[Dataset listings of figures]
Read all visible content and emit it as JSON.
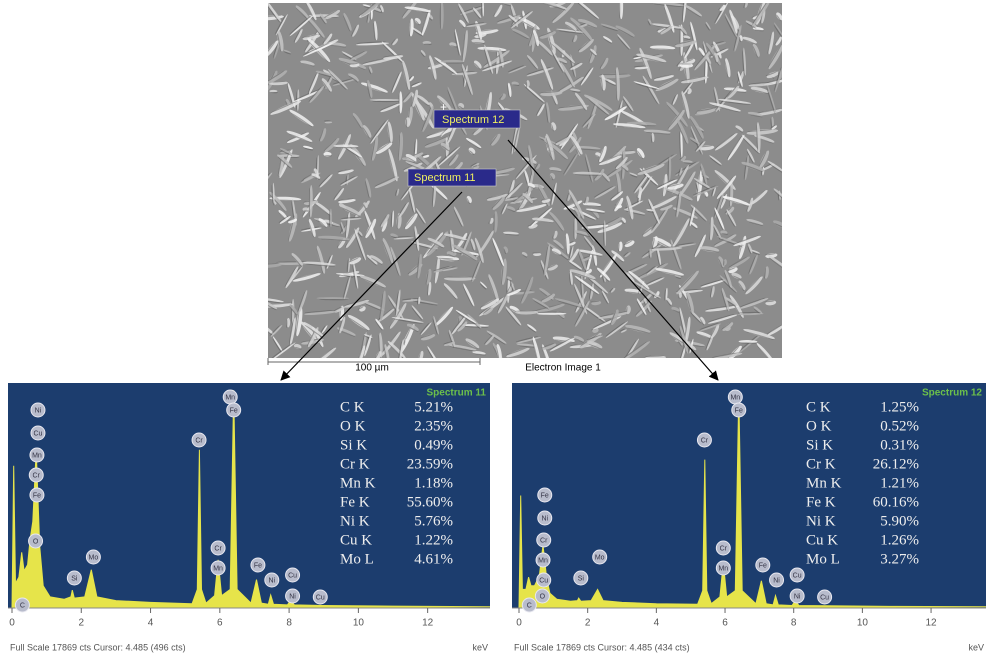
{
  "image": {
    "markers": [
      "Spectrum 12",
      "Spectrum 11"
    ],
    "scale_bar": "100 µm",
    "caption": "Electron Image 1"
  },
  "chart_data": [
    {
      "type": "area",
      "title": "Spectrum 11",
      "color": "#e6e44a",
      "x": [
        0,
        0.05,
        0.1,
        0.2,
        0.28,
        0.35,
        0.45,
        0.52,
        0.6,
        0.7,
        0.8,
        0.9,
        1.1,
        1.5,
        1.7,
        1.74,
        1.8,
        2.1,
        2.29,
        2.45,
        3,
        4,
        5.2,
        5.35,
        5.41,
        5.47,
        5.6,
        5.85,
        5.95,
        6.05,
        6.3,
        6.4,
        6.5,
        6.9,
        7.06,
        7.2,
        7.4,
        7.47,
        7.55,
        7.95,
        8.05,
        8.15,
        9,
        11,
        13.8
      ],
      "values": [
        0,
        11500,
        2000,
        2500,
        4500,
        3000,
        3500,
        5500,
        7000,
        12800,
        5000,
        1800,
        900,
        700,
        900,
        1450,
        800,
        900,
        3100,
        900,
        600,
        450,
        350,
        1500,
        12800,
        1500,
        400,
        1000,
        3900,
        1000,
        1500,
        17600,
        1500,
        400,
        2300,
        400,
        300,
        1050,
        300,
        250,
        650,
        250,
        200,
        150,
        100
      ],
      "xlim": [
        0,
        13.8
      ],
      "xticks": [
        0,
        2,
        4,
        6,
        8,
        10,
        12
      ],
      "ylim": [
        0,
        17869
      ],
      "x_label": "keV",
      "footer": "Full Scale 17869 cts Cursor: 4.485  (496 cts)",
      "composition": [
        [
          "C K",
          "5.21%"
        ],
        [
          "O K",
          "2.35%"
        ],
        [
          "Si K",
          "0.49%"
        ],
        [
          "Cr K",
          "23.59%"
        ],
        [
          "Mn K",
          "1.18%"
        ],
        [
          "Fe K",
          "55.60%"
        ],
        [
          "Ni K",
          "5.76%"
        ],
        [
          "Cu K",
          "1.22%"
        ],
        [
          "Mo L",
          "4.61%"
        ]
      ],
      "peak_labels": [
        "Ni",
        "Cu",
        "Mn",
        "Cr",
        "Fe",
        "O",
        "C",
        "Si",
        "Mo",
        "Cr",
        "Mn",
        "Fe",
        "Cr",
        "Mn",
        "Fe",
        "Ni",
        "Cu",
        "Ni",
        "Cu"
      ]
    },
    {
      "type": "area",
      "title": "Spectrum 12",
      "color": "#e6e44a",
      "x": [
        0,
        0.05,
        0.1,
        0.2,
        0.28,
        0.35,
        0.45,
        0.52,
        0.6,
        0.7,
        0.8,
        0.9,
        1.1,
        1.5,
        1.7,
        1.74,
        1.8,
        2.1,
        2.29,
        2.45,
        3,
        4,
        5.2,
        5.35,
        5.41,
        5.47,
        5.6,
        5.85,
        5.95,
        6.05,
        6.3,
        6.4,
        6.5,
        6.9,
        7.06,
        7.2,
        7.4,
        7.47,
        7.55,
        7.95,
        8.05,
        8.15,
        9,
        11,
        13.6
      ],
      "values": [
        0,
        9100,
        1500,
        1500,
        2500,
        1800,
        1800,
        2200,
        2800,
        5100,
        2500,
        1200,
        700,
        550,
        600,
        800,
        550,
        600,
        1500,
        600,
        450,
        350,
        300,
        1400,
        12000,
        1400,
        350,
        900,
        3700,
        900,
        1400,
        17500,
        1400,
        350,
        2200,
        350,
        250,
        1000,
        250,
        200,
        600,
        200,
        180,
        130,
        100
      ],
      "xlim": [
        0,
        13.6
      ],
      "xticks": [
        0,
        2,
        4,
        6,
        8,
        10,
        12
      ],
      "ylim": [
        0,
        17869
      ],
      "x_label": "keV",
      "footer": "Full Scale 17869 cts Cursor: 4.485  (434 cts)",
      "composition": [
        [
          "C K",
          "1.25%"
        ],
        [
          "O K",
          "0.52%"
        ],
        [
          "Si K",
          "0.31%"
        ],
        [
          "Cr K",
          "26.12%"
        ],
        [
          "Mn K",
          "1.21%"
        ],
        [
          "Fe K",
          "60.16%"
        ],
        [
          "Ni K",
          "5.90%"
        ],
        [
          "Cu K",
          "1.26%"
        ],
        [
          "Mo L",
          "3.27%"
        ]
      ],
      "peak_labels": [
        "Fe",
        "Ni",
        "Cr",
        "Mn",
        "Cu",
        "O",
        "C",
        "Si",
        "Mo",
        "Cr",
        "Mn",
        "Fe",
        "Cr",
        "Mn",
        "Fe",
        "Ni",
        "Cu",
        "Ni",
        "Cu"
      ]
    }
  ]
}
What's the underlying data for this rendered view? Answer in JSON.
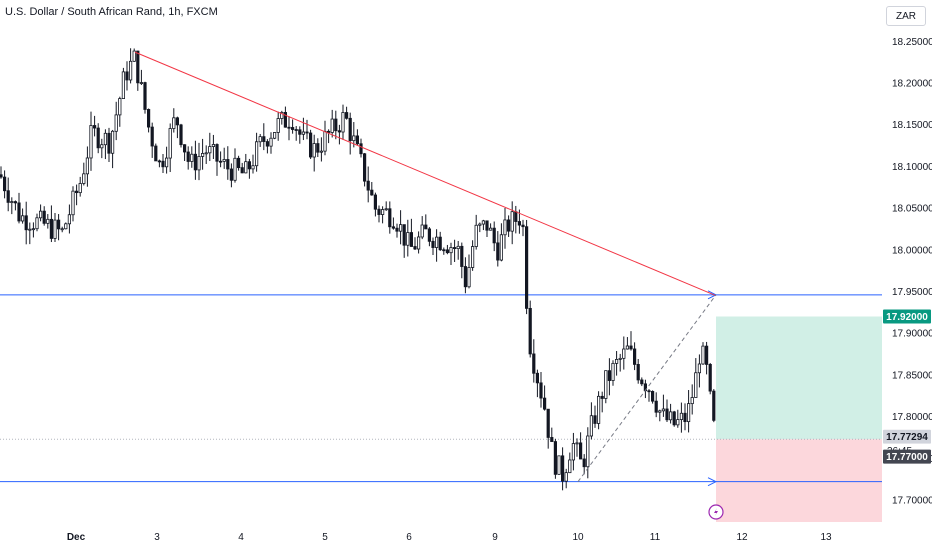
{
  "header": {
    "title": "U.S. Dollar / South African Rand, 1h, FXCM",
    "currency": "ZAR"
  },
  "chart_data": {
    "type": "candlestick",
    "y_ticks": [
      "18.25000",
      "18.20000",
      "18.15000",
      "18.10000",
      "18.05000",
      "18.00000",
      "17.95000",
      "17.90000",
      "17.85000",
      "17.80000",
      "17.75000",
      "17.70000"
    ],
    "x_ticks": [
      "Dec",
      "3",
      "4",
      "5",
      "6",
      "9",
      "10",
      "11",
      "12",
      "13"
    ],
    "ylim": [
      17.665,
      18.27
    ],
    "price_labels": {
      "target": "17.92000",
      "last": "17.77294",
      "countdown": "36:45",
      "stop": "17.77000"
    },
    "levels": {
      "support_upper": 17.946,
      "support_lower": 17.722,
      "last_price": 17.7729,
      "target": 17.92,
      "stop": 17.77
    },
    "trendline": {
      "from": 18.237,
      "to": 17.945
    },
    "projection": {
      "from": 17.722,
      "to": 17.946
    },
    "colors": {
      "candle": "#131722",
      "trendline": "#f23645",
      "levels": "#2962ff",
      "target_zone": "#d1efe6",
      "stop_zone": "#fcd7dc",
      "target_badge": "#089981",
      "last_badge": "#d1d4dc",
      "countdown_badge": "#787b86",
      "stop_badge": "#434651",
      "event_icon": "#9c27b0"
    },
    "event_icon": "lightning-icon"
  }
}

DIRECTION
Copy every record above exactly as written, but leave out the pictures.

ANSWER TO THIS TASK
Read all visible content and emit it as JSON.
{
  "image": {
    "markers": [
      "Spectrum 12",
      "Spectrum 11"
    ],
    "scale_bar": "100 µm",
    "caption": "Electron Image 1"
  },
  "chart_data": [
    {
      "type": "area",
      "title": "Spectrum 11",
      "color": "#e6e44a",
      "x": [
        0,
        0.05,
        0.1,
        0.2,
        0.28,
        0.35,
        0.45,
        0.52,
        0.6,
        0.7,
        0.8,
        0.9,
        1.1,
        1.5,
        1.7,
        1.74,
        1.8,
        2.1,
        2.29,
        2.45,
        3,
        4,
        5.2,
        5.35,
        5.41,
        5.47,
        5.6,
        5.85,
        5.95,
        6.05,
        6.3,
        6.4,
        6.5,
        6.9,
        7.06,
        7.2,
        7.4,
        7.47,
        7.55,
        7.95,
        8.05,
        8.15,
        9,
        11,
        13.8
      ],
      "values": [
        0,
        11500,
        2000,
        2500,
        4500,
        3000,
        3500,
        5500,
        7000,
        12800,
        5000,
        1800,
        900,
        700,
        900,
        1450,
        800,
        900,
        3100,
        900,
        600,
        450,
        350,
        1500,
        12800,
        1500,
        400,
        1000,
        3900,
        1000,
        1500,
        17600,
        1500,
        400,
        2300,
        400,
        300,
        1050,
        300,
        250,
        650,
        250,
        200,
        150,
        100
      ],
      "xlim": [
        0,
        13.8
      ],
      "xticks": [
        0,
        2,
        4,
        6,
        8,
        10,
        12
      ],
      "ylim": [
        0,
        17869
      ],
      "x_label": "keV",
      "footer": "Full Scale 17869 cts Cursor: 4.485  (496 cts)",
      "composition": [
        [
          "C K",
          "5.21%"
        ],
        [
          "O K",
          "2.35%"
        ],
        [
          "Si K",
          "0.49%"
        ],
        [
          "Cr K",
          "23.59%"
        ],
        [
          "Mn K",
          "1.18%"
        ],
        [
          "Fe K",
          "55.60%"
        ],
        [
          "Ni K",
          "5.76%"
        ],
        [
          "Cu K",
          "1.22%"
        ],
        [
          "Mo L",
          "4.61%"
        ]
      ],
      "peak_labels": [
        "Ni",
        "Cu",
        "Mn",
        "Cr",
        "Fe",
        "O",
        "C",
        "Si",
        "Mo",
        "Cr",
        "Mn",
        "Fe",
        "Cr",
        "Mn",
        "Fe",
        "Ni",
        "Cu",
        "Ni",
        "Cu"
      ]
    },
    {
      "type": "area",
      "title": "Spectrum 12",
      "color": "#e6e44a",
      "x": [
        0,
        0.05,
        0.1,
        0.2,
        0.28,
        0.35,
        0.45,
        0.52,
        0.6,
        0.7,
        0.8,
        0.9,
        1.1,
        1.5,
        1.7,
        1.74,
        1.8,
        2.1,
        2.29,
        2.45,
        3,
        4,
        5.2,
        5.35,
        5.41,
        5.47,
        5.6,
        5.85,
        5.95,
        6.05,
        6.3,
        6.4,
        6.5,
        6.9,
        7.06,
        7.2,
        7.4,
        7.47,
        7.55,
        7.95,
        8.05,
        8.15,
        9,
        11,
        13.6
      ],
      "values": [
        0,
        9100,
        1500,
        1500,
        2500,
        1800,
        1800,
        2200,
        2800,
        5100,
        2500,
        1200,
        700,
        550,
        600,
        800,
        550,
        600,
        1500,
        600,
        450,
        350,
        300,
        1400,
        12000,
        1400,
        350,
        900,
        3700,
        900,
        1400,
        17500,
        1400,
        350,
        2200,
        350,
        250,
        1000,
        250,
        200,
        600,
        200,
        180,
        130,
        100
      ],
      "xlim": [
        0,
        13.6
      ],
      "xticks": [
        0,
        2,
        4,
        6,
        8,
        10,
        12
      ],
      "ylim": [
        0,
        17869
      ],
      "x_label": "keV",
      "footer": "Full Scale 17869 cts Cursor: 4.485  (434 cts)",
      "composition": [
        [
          "C K",
          "1.25%"
        ],
        [
          "O K",
          "0.52%"
        ],
        [
          "Si K",
          "0.31%"
        ],
        [
          "Cr K",
          "26.12%"
        ],
        [
          "Mn K",
          "1.21%"
        ],
        [
          "Fe K",
          "60.16%"
        ],
        [
          "Ni K",
          "5.90%"
        ],
        [
          "Cu K",
          "1.26%"
        ],
        [
          "Mo L",
          "3.27%"
        ]
      ],
      "peak_labels": [
        "Fe",
        "Ni",
        "Cr",
        "Mn",
        "Cu",
        "O",
        "C",
        "Si",
        "Mo",
        "Cr",
        "Mn",
        "Fe",
        "Cr",
        "Mn",
        "Fe",
        "Ni",
        "Cu",
        "Ni",
        "Cu"
      ]
    }
  ]
}
What's the underlying data for this rendered view? Answer in JSON.
{
  "header": {
    "title": "U.S. Dollar / South African Rand, 1h, FXCM",
    "currency": "ZAR"
  },
  "chart_data": {
    "type": "candlestick",
    "y_ticks": [
      "18.25000",
      "18.20000",
      "18.15000",
      "18.10000",
      "18.05000",
      "18.00000",
      "17.95000",
      "17.90000",
      "17.85000",
      "17.80000",
      "17.75000",
      "17.70000"
    ],
    "x_ticks": [
      "Dec",
      "3",
      "4",
      "5",
      "6",
      "9",
      "10",
      "11",
      "12",
      "13"
    ],
    "ylim": [
      17.665,
      18.27
    ],
    "price_labels": {
      "target": "17.92000",
      "last": "17.77294",
      "countdown": "36:45",
      "stop": "17.77000"
    },
    "levels": {
      "support_upper": 17.946,
      "support_lower": 17.722,
      "last_price": 17.7729,
      "target": 17.92,
      "stop": 17.77
    },
    "trendline": {
      "from": 18.237,
      "to": 17.945
    },
    "projection": {
      "from": 17.722,
      "to": 17.946
    },
    "colors": {
      "candle": "#131722",
      "trendline": "#f23645",
      "levels": "#2962ff",
      "target_zone": "#d1efe6",
      "stop_zone": "#fcd7dc",
      "target_badge": "#089981",
      "last_badge": "#d1d4dc",
      "countdown_badge": "#787b86",
      "stop_badge": "#434651",
      "event_icon": "#9c27b0"
    },
    "event_icon": "lightning-icon"
  }
}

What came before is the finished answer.